***** PROVIDED RECORDS
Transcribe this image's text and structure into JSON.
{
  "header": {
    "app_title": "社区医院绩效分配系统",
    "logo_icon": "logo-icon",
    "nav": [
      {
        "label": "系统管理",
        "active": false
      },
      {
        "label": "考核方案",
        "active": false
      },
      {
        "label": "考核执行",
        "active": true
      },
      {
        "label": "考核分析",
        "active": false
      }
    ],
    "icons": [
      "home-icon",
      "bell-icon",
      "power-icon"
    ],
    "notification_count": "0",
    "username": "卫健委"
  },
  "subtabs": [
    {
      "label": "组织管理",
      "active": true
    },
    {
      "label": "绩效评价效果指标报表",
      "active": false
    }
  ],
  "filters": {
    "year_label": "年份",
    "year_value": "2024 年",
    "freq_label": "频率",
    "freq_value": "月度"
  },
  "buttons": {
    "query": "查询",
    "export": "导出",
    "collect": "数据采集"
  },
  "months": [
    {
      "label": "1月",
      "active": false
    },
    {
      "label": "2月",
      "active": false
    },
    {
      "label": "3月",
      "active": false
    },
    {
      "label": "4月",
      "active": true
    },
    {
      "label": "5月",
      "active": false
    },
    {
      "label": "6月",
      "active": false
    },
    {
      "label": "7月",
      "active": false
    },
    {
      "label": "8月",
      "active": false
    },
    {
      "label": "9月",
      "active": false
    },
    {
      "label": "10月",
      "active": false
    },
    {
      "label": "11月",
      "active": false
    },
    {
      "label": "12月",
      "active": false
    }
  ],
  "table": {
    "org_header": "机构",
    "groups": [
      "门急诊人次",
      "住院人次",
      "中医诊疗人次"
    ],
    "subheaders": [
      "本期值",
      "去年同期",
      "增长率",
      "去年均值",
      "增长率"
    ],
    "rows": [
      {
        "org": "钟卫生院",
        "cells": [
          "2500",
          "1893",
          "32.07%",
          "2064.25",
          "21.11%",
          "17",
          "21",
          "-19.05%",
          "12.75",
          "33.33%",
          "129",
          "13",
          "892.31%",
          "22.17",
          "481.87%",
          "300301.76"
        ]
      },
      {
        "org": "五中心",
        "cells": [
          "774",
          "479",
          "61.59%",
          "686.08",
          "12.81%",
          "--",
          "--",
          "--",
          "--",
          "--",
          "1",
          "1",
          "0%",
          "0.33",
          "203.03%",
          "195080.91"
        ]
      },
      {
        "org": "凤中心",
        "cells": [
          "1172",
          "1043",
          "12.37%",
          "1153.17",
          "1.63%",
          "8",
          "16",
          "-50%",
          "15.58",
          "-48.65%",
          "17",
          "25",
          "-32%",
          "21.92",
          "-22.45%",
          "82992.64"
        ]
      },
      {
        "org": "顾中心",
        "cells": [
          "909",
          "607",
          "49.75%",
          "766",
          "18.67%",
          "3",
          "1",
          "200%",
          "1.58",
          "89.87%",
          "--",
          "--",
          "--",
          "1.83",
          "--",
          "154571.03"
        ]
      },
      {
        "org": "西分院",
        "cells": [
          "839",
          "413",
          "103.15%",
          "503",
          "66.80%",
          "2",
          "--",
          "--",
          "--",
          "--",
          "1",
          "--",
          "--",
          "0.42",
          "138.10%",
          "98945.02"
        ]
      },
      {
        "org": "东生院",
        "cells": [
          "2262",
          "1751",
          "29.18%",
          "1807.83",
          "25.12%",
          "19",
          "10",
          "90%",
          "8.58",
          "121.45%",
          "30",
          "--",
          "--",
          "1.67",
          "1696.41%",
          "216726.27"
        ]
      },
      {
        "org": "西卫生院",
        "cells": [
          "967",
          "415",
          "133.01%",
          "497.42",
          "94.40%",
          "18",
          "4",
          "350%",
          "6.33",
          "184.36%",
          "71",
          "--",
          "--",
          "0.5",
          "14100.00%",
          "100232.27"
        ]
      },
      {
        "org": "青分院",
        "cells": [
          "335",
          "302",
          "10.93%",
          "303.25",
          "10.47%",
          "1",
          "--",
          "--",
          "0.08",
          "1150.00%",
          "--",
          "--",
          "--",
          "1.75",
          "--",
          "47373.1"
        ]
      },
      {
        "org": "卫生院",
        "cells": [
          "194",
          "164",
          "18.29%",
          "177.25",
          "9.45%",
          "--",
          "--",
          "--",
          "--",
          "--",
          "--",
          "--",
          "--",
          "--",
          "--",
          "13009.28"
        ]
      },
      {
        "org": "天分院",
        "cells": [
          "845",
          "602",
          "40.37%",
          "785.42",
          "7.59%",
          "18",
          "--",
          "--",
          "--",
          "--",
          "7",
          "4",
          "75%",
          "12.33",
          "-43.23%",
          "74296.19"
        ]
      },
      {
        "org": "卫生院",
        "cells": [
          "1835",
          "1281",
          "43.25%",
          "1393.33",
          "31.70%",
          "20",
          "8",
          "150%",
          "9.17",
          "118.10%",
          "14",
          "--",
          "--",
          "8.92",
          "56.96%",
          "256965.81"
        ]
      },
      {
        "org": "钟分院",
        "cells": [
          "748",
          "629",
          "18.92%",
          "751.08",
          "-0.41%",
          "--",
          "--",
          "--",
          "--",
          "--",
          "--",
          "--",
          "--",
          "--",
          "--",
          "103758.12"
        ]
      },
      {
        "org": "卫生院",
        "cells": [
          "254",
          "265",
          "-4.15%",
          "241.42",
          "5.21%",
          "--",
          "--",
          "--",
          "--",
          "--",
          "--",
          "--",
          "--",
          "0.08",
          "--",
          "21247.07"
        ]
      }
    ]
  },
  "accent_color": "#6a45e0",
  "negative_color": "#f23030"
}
**********
REQUEST - Give the records above again, word for word.

EXPECTED OUTPUT -
Transcribe this image's text and structure into JSON.
{
  "header": {
    "app_title": "社区医院绩效分配系统",
    "logo_icon": "logo-icon",
    "nav": [
      {
        "label": "系统管理",
        "active": false
      },
      {
        "label": "考核方案",
        "active": false
      },
      {
        "label": "考核执行",
        "active": true
      },
      {
        "label": "考核分析",
        "active": false
      }
    ],
    "icons": [
      "home-icon",
      "bell-icon",
      "power-icon"
    ],
    "notification_count": "0",
    "username": "卫健委"
  },
  "subtabs": [
    {
      "label": "组织管理",
      "active": true
    },
    {
      "label": "绩效评价效果指标报表",
      "active": false
    }
  ],
  "filters": {
    "year_label": "年份",
    "year_value": "2024 年",
    "freq_label": "频率",
    "freq_value": "月度"
  },
  "buttons": {
    "query": "查询",
    "export": "导出",
    "collect": "数据采集"
  },
  "months": [
    {
      "label": "1月",
      "active": false
    },
    {
      "label": "2月",
      "active": false
    },
    {
      "label": "3月",
      "active": false
    },
    {
      "label": "4月",
      "active": true
    },
    {
      "label": "5月",
      "active": false
    },
    {
      "label": "6月",
      "active": false
    },
    {
      "label": "7月",
      "active": false
    },
    {
      "label": "8月",
      "active": false
    },
    {
      "label": "9月",
      "active": false
    },
    {
      "label": "10月",
      "active": false
    },
    {
      "label": "11月",
      "active": false
    },
    {
      "label": "12月",
      "active": false
    }
  ],
  "table": {
    "org_header": "机构",
    "groups": [
      "门急诊人次",
      "住院人次",
      "中医诊疗人次"
    ],
    "subheaders": [
      "本期值",
      "去年同期",
      "增长率",
      "去年均值",
      "增长率"
    ],
    "rows": [
      {
        "org": "钟卫生院",
        "cells": [
          "2500",
          "1893",
          "32.07%",
          "2064.25",
          "21.11%",
          "17",
          "21",
          "-19.05%",
          "12.75",
          "33.33%",
          "129",
          "13",
          "892.31%",
          "22.17",
          "481.87%",
          "300301.76"
        ]
      },
      {
        "org": "五中心",
        "cells": [
          "774",
          "479",
          "61.59%",
          "686.08",
          "12.81%",
          "--",
          "--",
          "--",
          "--",
          "--",
          "1",
          "1",
          "0%",
          "0.33",
          "203.03%",
          "195080.91"
        ]
      },
      {
        "org": "凤中心",
        "cells": [
          "1172",
          "1043",
          "12.37%",
          "1153.17",
          "1.63%",
          "8",
          "16",
          "-50%",
          "15.58",
          "-48.65%",
          "17",
          "25",
          "-32%",
          "21.92",
          "-22.45%",
          "82992.64"
        ]
      },
      {
        "org": "顾中心",
        "cells": [
          "909",
          "607",
          "49.75%",
          "766",
          "18.67%",
          "3",
          "1",
          "200%",
          "1.58",
          "89.87%",
          "--",
          "--",
          "--",
          "1.83",
          "--",
          "154571.03"
        ]
      },
      {
        "org": "西分院",
        "cells": [
          "839",
          "413",
          "103.15%",
          "503",
          "66.80%",
          "2",
          "--",
          "--",
          "--",
          "--",
          "1",
          "--",
          "--",
          "0.42",
          "138.10%",
          "98945.02"
        ]
      },
      {
        "org": "东生院",
        "cells": [
          "2262",
          "1751",
          "29.18%",
          "1807.83",
          "25.12%",
          "19",
          "10",
          "90%",
          "8.58",
          "121.45%",
          "30",
          "--",
          "--",
          "1.67",
          "1696.41%",
          "216726.27"
        ]
      },
      {
        "org": "西卫生院",
        "cells": [
          "967",
          "415",
          "133.01%",
          "497.42",
          "94.40%",
          "18",
          "4",
          "350%",
          "6.33",
          "184.36%",
          "71",
          "--",
          "--",
          "0.5",
          "14100.00%",
          "100232.27"
        ]
      },
      {
        "org": "青分院",
        "cells": [
          "335",
          "302",
          "10.93%",
          "303.25",
          "10.47%",
          "1",
          "--",
          "--",
          "0.08",
          "1150.00%",
          "--",
          "--",
          "--",
          "1.75",
          "--",
          "47373.1"
        ]
      },
      {
        "org": "卫生院",
        "cells": [
          "194",
          "164",
          "18.29%",
          "177.25",
          "9.45%",
          "--",
          "--",
          "--",
          "--",
          "--",
          "--",
          "--",
          "--",
          "--",
          "--",
          "13009.28"
        ]
      },
      {
        "org": "天分院",
        "cells": [
          "845",
          "602",
          "40.37%",
          "785.42",
          "7.59%",
          "18",
          "--",
          "--",
          "--",
          "--",
          "7",
          "4",
          "75%",
          "12.33",
          "-43.23%",
          "74296.19"
        ]
      },
      {
        "org": "卫生院",
        "cells": [
          "1835",
          "1281",
          "43.25%",
          "1393.33",
          "31.70%",
          "20",
          "8",
          "150%",
          "9.17",
          "118.10%",
          "14",
          "--",
          "--",
          "8.92",
          "56.96%",
          "256965.81"
        ]
      },
      {
        "org": "钟分院",
        "cells": [
          "748",
          "629",
          "18.92%",
          "751.08",
          "-0.41%",
          "--",
          "--",
          "--",
          "--",
          "--",
          "--",
          "--",
          "--",
          "--",
          "--",
          "103758.12"
        ]
      },
      {
        "org": "卫生院",
        "cells": [
          "254",
          "265",
          "-4.15%",
          "241.42",
          "5.21%",
          "--",
          "--",
          "--",
          "--",
          "--",
          "--",
          "--",
          "--",
          "0.08",
          "--",
          "21247.07"
        ]
      }
    ]
  },
  "accent_color": "#6a45e0",
  "negative_color": "#f23030"
}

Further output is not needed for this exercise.